What needs to be done – The entries below should be quoted exactly, with no pictures carried over.

┌─ Supplied material

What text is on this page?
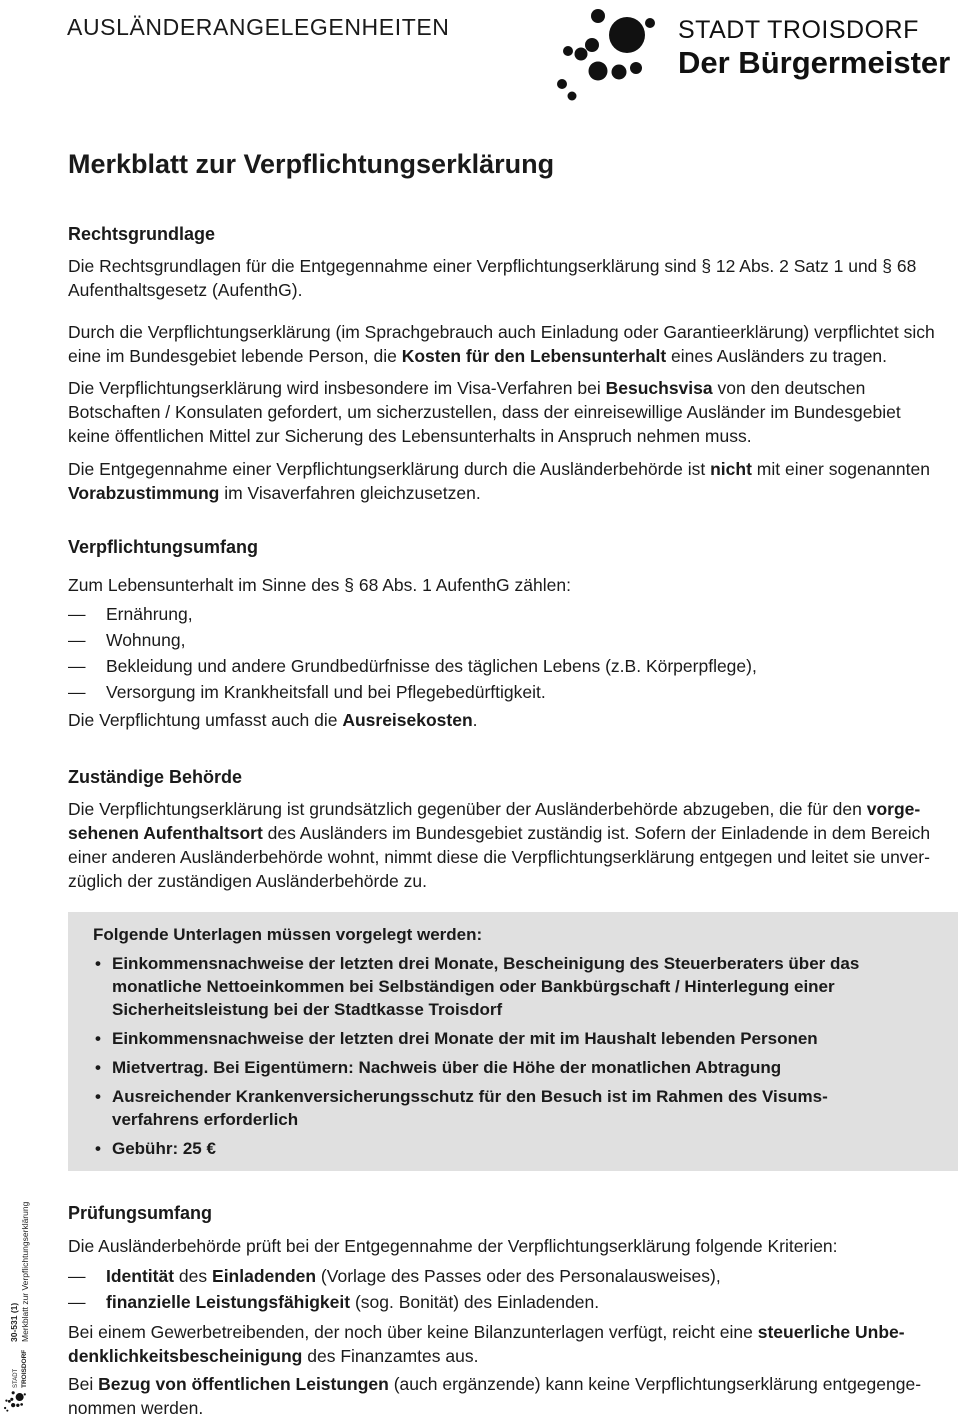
AUSLÄNDERANGELEGENHEITEN	STADT TROISDORF
Der Bürgermeister
Merkblatt zur Verpflichtungserklärung
Rechtsgrundlage
Die Rechtsgrundlagen für die Entgegennahme einer Verpflichtungserklärung sind § 12 Abs. 2 Satz 1 und § 68
Aufenthaltsgesetz (AufenthG).
Durch die Verpflichtungserklärung (im Sprachgebrauch auch Einladung oder Garantieerklärung) verpflichtet sich
eine im Bundesgebiet lebende Person, die Kosten für den Lebensunterhalt eines Ausländers zu tragen.
Die Verpflichtungserklärung wird insbesondere im Visa-Verfahren bei Besuchsvisa von den deutschen
Botschaften / Konsulaten gefordert, um sicherzustellen, dass der einreisewillige Ausländer im Bundesgebiet
keine öffentlichen Mittel zur Sicherung des Lebensunterhalts in Anspruch nehmen muss.
Die Entgegennahme einer Verpflichtungserklärung durch die Ausländerbehörde ist nicht mit einer sogenannten
Vorabzustimmung im Visaverfahren gleichzusetzen.
Verpflichtungsumfang
Zum Lebensunterhalt im Sinne des § 68 Abs. 1 AufenthG zählen:
— Ernährung,
— Wohnung,
— Bekleidung und andere Grundbedürfnisse des täglichen Lebens (z.B. Körperpflege),
— Versorgung im Krankheitsfall und bei Pflegebedürftigkeit.
Die Verpflichtung umfasst auch die Ausreisekosten.
Zuständige Behörde
Die Verpflichtungserklärung ist grundsätzlich gegenüber der Ausländerbehörde abzugeben, die für den vorge-
sehenen Aufenthaltsort des Ausländers im Bundesgebiet zuständig ist. Sofern der Einladende in dem Bereich
einer anderen Ausländerbehörde wohnt, nimmt diese die Verpflichtungserklärung entgegen und leitet sie unver-
züglich der zuständigen Ausländerbehörde zu.
Folgende Unterlagen müssen vorgelegt werden:
• Einkommensnachweise der letzten drei Monate, Bescheinigung des Steuerberaters über das
monatliche Nettoeinkommen bei Selbständigen oder Bankbürgschaft / Hinterlegung einer
Sicherheitsleistung bei der Stadtkasse Troisdorf
• Einkommensnachweise der letzten drei Monate der mit im Haushalt lebenden Personen
• Mietvertrag. Bei Eigentümern: Nachweis über die Höhe der monatlichen Abtragung
• Ausreichender Krankenversicherungsschutz für den Besuch ist im Rahmen des Visums-
verfahrens erforderlich
• Gebühr: 25 €
Prüfungsumfang
Die Ausländerbehörde prüft bei der Entgegennahme der Verpflichtungserklärung folgende Kriterien:
— Identität des Einladenden (Vorlage des Passes oder des Personalausweises),
— finanzielle Leistungsfähigkeit (sog. Bonität) des Einladenden.
Bei einem Gewerbetreibenden, der noch über keine Bilanzunterlagen verfügt, reicht eine steuerliche Unbe-
denklichkeitsbescheinigung des Finanzamtes aus.
Bei Bezug von öffentlichen Leistungen (auch ergänzende) kann keine Verpflichtungserklärung entgegenge-
nommen werden.
30-531 (1) Merkblatt zur Verpflichtungserklärung
STADT TROISDORF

└─

Completed task –
What text is on this page?
AUSLÄNDERANGELEGENHEITEN	STADT TROISDORF
Der Bürgermeister
Merkblatt zur Verpflichtungserklärung
Rechtsgrundlage
Die Rechtsgrundlagen für die Entgegennahme einer Verpflichtungserklärung sind § 12 Abs. 2 Satz 1 und § 68
Aufenthaltsgesetz (AufenthG).
Durch die Verpflichtungserklärung (im Sprachgebrauch auch Einladung oder Garantieerklärung) verpflichtet sich
eine im Bundesgebiet lebende Person, die Kosten für den Lebensunterhalt eines Ausländers zu tragen.
Die Verpflichtungserklärung wird insbesondere im Visa-Verfahren bei Besuchsvisa von den deutschen
Botschaften / Konsulaten gefordert, um sicherzustellen, dass der einreisewillige Ausländer im Bundesgebiet
keine öffentlichen Mittel zur Sicherung des Lebensunterhalts in Anspruch nehmen muss.
Die Entgegennahme einer Verpflichtungserklärung durch die Ausländerbehörde ist nicht mit einer sogenannten
Vorabzustimmung im Visaverfahren gleichzusetzen.
Verpflichtungsumfang
Zum Lebensunterhalt im Sinne des § 68 Abs. 1 AufenthG zählen:
— Ernährung,
— Wohnung,
— Bekleidung und andere Grundbedürfnisse des täglichen Lebens (z.B. Körperpflege),
— Versorgung im Krankheitsfall und bei Pflegebedürftigkeit.
Die Verpflichtung umfasst auch die Ausreisekosten.
Zuständige Behörde
Die Verpflichtungserklärung ist grundsätzlich gegenüber der Ausländerbehörde abzugeben, die für den vorge-
sehenen Aufenthaltsort des Ausländers im Bundesgebiet zuständig ist. Sofern der Einladende in dem Bereich
einer anderen Ausländerbehörde wohnt, nimmt diese die Verpflichtungserklärung entgegen und leitet sie unver-
züglich der zuständigen Ausländerbehörde zu.
Folgende Unterlagen müssen vorgelegt werden:
• Einkommensnachweise der letzten drei Monate, Bescheinigung des Steuerberaters über das
monatliche Nettoeinkommen bei Selbständigen oder Bankbürgschaft / Hinterlegung einer
Sicherheitsleistung bei der Stadtkasse Troisdorf
• Einkommensnachweise der letzten drei Monate der mit im Haushalt lebenden Personen
• Mietvertrag. Bei Eigentümern: Nachweis über die Höhe der monatlichen Abtragung
• Ausreichender Krankenversicherungsschutz für den Besuch ist im Rahmen des Visums-
verfahrens erforderlich
• Gebühr: 25 €
Prüfungsumfang
Die Ausländerbehörde prüft bei der Entgegennahme der Verpflichtungserklärung folgende Kriterien:
— Identität des Einladenden (Vorlage des Passes oder des Personalausweises),
— finanzielle Leistungsfähigkeit (sog. Bonität) des Einladenden.
Bei einem Gewerbetreibenden, der noch über keine Bilanzunterlagen verfügt, reicht eine steuerliche Unbe-
denklichkeitsbescheinigung des Finanzamtes aus.
Bei Bezug von öffentlichen Leistungen (auch ergänzende) kann keine Verpflichtungserklärung entgegenge-
nommen werden.
30-531 (1) Merkblatt zur Verpflichtungserklärung
STADT TROISDORF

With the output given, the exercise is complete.